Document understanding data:
•••••

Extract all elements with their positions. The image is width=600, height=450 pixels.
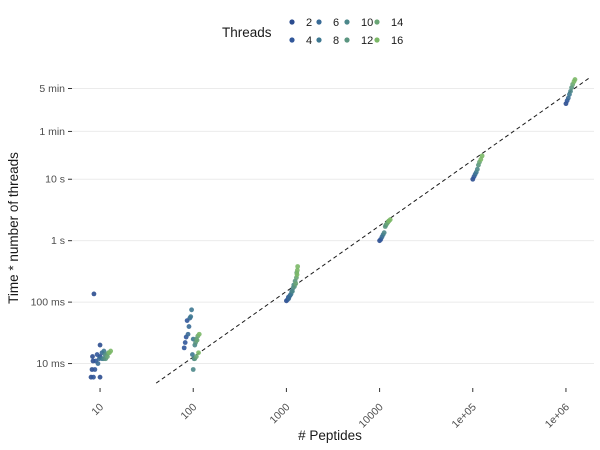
data-point-threads-10 — [474, 166, 480, 172]
data-point-threads-10 — [381, 230, 387, 236]
data-point-threads-6 — [186, 324, 192, 329]
data-point-threads-2 — [91, 291, 97, 297]
legend-title: Threads — [222, 25, 272, 40]
data-point-threads-6 — [95, 361, 101, 366]
data-point-threads-16 — [479, 153, 485, 159]
legend-label-10: 10 — [361, 17, 373, 29]
grid-lines — [72, 87, 594, 365]
data-point-threads-14 — [293, 281, 299, 287]
legend: Threads 2 4 6 8 10 12 14 16 — [222, 17, 403, 47]
legend-key-14 — [374, 19, 380, 25]
x-tick-label: 1000 — [268, 401, 293, 426]
x-tick-label: 10 — [89, 401, 106, 418]
data-point-threads-16 — [295, 264, 301, 269]
legend-key-6 — [316, 19, 322, 25]
x-tick-label: 1e+05 — [450, 401, 479, 430]
legend-key-2 — [289, 19, 295, 25]
data-point-threads-4 — [92, 367, 98, 372]
data-point-threads-4 — [94, 352, 100, 357]
legend-key-10 — [344, 19, 350, 25]
data-point-threads-2 — [90, 354, 95, 359]
data-point-threads-8 — [189, 307, 194, 313]
y-tick-label: 10 ms — [36, 358, 65, 370]
x-tick-label: 1e+06 — [543, 401, 572, 430]
y-axis-title: Time * number of threads — [6, 152, 21, 304]
legend-key-16 — [374, 37, 380, 43]
data-point-threads-14 — [105, 354, 110, 359]
x-tick-label: 10000 — [357, 401, 386, 430]
data-point-threads-4 — [91, 374, 96, 380]
y-tick-label: 10 s — [45, 174, 65, 186]
data-point-threads-16 — [294, 272, 300, 278]
legend-key-8 — [316, 37, 322, 43]
x-axis-ticks: 10 100 1000 10000 1e+05 1e+06 — [89, 388, 572, 431]
data-points — [88, 77, 578, 380]
legend-label-4: 4 — [306, 35, 312, 47]
legend-label-16: 16 — [391, 35, 403, 47]
legend-label-8: 8 — [333, 35, 339, 47]
data-point-threads-2 — [97, 342, 103, 348]
data-point-threads-6 — [185, 331, 191, 337]
data-point-threads-8 — [190, 352, 195, 357]
legend-key-12 — [344, 37, 350, 43]
y-tick-label: 1 min — [39, 126, 65, 138]
y-tick-label: 100 ms — [31, 297, 65, 309]
data-point-threads-16 — [387, 217, 393, 223]
legend-label-12: 12 — [361, 35, 373, 47]
data-point-threads-2 — [97, 374, 103, 380]
y-axis-ticks: 10 ms 100 ms 1 s 10 s 1 min 5 min — [31, 83, 72, 370]
data-point-threads-16 — [294, 267, 300, 273]
reference-line — [155, 77, 591, 384]
data-point-threads-10 — [190, 367, 196, 372]
y-tick-label: 5 min — [39, 83, 65, 95]
data-point-threads-4 — [181, 345, 187, 351]
x-axis-title: # Peptides — [298, 428, 362, 443]
data-point-threads-16 — [196, 331, 202, 337]
data-point-threads-16 — [196, 350, 201, 356]
reference-line-layer — [155, 77, 591, 384]
legend-label-2: 2 — [306, 17, 312, 29]
data-point-threads-16 — [108, 348, 114, 354]
data-point-threads-10 — [568, 88, 573, 94]
data-point-threads-14 — [193, 354, 199, 359]
data-point-threads-4 — [182, 340, 188, 345]
legend-label-14: 14 — [391, 17, 403, 29]
data-point-threads-14 — [194, 337, 200, 343]
data-point-threads-16 — [572, 77, 578, 82]
legend-key-4 — [289, 37, 295, 43]
x-tick-label: 100 — [178, 401, 199, 422]
data-point-threads-8 — [188, 314, 194, 320]
y-tick-label: 1 s — [51, 235, 65, 247]
legend-label-6: 6 — [333, 17, 339, 29]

•••••

ASSIGNMENT: In the records above, how many lines include "reference"? Answer with the number alone.

SOLUTION TO THIS EXERCISE: 2